→ **SHORT PROBLEM**
Please output the lines shown below exactly as they appear.

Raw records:
----------
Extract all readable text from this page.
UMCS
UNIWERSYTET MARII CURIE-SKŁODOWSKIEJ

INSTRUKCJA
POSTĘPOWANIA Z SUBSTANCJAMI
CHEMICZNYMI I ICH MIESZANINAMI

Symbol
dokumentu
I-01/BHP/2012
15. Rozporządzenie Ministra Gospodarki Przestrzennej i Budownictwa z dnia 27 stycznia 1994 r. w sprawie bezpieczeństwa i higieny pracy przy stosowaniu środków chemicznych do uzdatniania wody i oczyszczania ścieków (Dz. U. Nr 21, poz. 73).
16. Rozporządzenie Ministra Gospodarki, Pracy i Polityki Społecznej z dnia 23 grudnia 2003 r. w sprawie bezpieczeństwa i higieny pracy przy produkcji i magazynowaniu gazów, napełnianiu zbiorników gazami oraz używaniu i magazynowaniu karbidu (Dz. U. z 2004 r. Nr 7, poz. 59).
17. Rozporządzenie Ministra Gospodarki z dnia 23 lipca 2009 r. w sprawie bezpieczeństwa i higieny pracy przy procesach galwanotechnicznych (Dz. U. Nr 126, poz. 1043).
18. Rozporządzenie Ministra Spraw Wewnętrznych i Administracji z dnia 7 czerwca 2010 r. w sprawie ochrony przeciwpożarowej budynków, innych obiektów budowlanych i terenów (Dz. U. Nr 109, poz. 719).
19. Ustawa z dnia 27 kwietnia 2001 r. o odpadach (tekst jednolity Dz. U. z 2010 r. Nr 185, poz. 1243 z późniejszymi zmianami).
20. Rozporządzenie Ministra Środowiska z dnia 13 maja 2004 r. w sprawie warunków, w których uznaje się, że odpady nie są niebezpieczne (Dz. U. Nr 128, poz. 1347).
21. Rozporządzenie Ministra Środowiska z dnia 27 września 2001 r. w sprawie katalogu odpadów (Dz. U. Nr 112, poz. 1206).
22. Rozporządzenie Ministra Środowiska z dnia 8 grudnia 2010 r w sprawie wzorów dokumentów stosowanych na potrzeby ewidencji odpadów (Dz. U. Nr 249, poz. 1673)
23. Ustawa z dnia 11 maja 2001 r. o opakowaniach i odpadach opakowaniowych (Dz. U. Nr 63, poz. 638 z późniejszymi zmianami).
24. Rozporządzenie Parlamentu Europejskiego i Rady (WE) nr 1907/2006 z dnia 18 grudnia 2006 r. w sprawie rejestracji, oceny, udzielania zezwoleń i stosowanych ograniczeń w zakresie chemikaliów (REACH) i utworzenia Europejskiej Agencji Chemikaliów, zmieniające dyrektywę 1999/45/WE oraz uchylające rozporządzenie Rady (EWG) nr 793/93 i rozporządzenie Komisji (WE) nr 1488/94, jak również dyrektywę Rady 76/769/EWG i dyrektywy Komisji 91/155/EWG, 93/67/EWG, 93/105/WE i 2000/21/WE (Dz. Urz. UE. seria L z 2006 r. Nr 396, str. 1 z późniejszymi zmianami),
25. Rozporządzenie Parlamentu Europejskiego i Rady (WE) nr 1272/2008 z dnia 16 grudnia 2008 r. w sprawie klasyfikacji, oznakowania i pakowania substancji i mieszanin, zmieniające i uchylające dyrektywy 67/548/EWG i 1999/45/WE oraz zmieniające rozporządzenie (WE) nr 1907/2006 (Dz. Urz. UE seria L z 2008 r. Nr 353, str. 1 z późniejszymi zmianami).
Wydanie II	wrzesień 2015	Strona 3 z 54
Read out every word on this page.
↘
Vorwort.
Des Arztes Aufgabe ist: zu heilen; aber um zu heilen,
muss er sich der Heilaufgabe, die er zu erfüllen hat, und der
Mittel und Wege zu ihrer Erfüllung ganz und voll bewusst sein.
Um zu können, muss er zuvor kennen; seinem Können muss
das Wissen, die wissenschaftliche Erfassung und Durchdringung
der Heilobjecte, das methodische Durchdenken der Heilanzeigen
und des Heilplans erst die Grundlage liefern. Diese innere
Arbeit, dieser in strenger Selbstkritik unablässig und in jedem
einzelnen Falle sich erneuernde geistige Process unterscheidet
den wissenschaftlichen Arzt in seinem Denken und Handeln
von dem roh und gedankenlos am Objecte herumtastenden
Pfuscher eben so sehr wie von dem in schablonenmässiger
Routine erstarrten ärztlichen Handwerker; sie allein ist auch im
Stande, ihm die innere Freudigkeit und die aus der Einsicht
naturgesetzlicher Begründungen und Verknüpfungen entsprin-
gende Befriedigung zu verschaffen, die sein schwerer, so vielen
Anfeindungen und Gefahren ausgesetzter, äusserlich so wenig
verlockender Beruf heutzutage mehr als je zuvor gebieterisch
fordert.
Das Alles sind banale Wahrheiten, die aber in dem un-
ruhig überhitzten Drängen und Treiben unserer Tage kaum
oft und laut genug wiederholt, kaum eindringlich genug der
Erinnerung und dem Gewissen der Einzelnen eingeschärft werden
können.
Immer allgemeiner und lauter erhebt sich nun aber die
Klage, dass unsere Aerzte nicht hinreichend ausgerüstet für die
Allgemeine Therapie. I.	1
----------
→ **OUTPUT OF THE TASK**
Extract all readable text from this page.
UMCS
UNIWERSYTET MARII CURIE-SKŁODOWSKIEJ

INSTRUKCJA
POSTĘPOWANIA Z SUBSTANCJAMI
CHEMICZNYMI I ICH MIESZANINAMI

Symbol
dokumentu
I-01/BHP/2012
15. Rozporządzenie Ministra Gospodarki Przestrzennej i Budownictwa z dnia 27 stycznia 1994 r. w sprawie bezpieczeństwa i higieny pracy przy stosowaniu środków chemicznych do uzdatniania wody i oczyszczania ścieków (Dz. U. Nr 21, poz. 73).
16. Rozporządzenie Ministra Gospodarki, Pracy i Polityki Społecznej z dnia 23 grudnia 2003 r. w sprawie bezpieczeństwa i higieny pracy przy produkcji i magazynowaniu gazów, napełnianiu zbiorników gazami oraz używaniu i magazynowaniu karbidu (Dz. U. z 2004 r. Nr 7, poz. 59).
17. Rozporządzenie Ministra Gospodarki z dnia 23 lipca 2009 r. w sprawie bezpieczeństwa i higieny pracy przy procesach galwanotechnicznych (Dz. U. Nr 126, poz. 1043).
18. Rozporządzenie Ministra Spraw Wewnętrznych i Administracji z dnia 7 czerwca 2010 r. w sprawie ochrony przeciwpożarowej budynków, innych obiektów budowlanych i terenów (Dz. U. Nr 109, poz. 719).
19. Ustawa z dnia 27 kwietnia 2001 r. o odpadach (tekst jednolity Dz. U. z 2010 r. Nr 185, poz. 1243 z późniejszymi zmianami).
20. Rozporządzenie Ministra Środowiska z dnia 13 maja 2004 r. w sprawie warunków, w których uznaje się, że odpady nie są niebezpieczne (Dz. U. Nr 128, poz. 1347).
21. Rozporządzenie Ministra Środowiska z dnia 27 września 2001 r. w sprawie katalogu odpadów (Dz. U. Nr 112, poz. 1206).
22. Rozporządzenie Ministra Środowiska z dnia 8 grudnia 2010 r w sprawie wzorów dokumentów stosowanych na potrzeby ewidencji odpadów (Dz. U. Nr 249, poz. 1673)
23. Ustawa z dnia 11 maja 2001 r. o opakowaniach i odpadach opakowaniowych (Dz. U. Nr 63, poz. 638 z późniejszymi zmianami).
24. Rozporządzenie Parlamentu Europejskiego i Rady (WE) nr 1907/2006 z dnia 18 grudnia 2006 r. w sprawie rejestracji, oceny, udzielania zezwoleń i stosowanych ograniczeń w zakresie chemikaliów (REACH) i utworzenia Europejskiej Agencji Chemikaliów, zmieniające dyrektywę 1999/45/WE oraz uchylające rozporządzenie Rady (EWG) nr 793/93 i rozporządzenie Komisji (WE) nr 1488/94, jak również dyrektywę Rady 76/769/EWG i dyrektywy Komisji 91/155/EWG, 93/67/EWG, 93/105/WE i 2000/21/WE (Dz. Urz. UE. seria L z 2006 r. Nr 396, str. 1 z późniejszymi zmianami),
25. Rozporządzenie Parlamentu Europejskiego i Rady (WE) nr 1272/2008 z dnia 16 grudnia 2008 r. w sprawie klasyfikacji, oznakowania i pakowania substancji i mieszanin, zmieniające i uchylające dyrektywy 67/548/EWG i 1999/45/WE oraz zmieniające rozporządzenie (WE) nr 1907/2006 (Dz. Urz. UE seria L z 2008 r. Nr 353, str. 1 z późniejszymi zmianami).
Wydanie II	wrzesień 2015	Strona 3 z 54
Read out every word on this page.
↘
Vorwort.
Des Arztes Aufgabe ist: zu heilen; aber um zu heilen,
muss er sich der Heilaufgabe, die er zu erfüllen hat, und der
Mittel und Wege zu ihrer Erfüllung ganz und voll bewusst sein.
Um zu können, muss er zuvor kennen; seinem Können muss
das Wissen, die wissenschaftliche Erfassung und Durchdringung
der Heilobjecte, das methodische Durchdenken der Heilanzeigen
und des Heilplans erst die Grundlage liefern. Diese innere
Arbeit, dieser in strenger Selbstkritik unablässig und in jedem
einzelnen Falle sich erneuernde geistige Process unterscheidet
den wissenschaftlichen Arzt in seinem Denken und Handeln
von dem roh und gedankenlos am Objecte herumtastenden
Pfuscher eben so sehr wie von dem in schablonenmässiger
Routine erstarrten ärztlichen Handwerker; sie allein ist auch im
Stande, ihm die innere Freudigkeit und die aus der Einsicht
naturgesetzlicher Begründungen und Verknüpfungen entsprin-
gende Befriedigung zu verschaffen, die sein schwerer, so vielen
Anfeindungen und Gefahren ausgesetzter, äusserlich so wenig
verlockender Beruf heutzutage mehr als je zuvor gebieterisch
fordert.
Das Alles sind banale Wahrheiten, die aber in dem un-
ruhig überhitzten Drängen und Treiben unserer Tage kaum
oft und laut genug wiederholt, kaum eindringlich genug der
Erinnerung und dem Gewissen der Einzelnen eingeschärft werden
können.
Immer allgemeiner und lauter erhebt sich nun aber die
Klage, dass unsere Aerzte nicht hinreichend ausgerüstet für die
Allgemeine Therapie. I.	1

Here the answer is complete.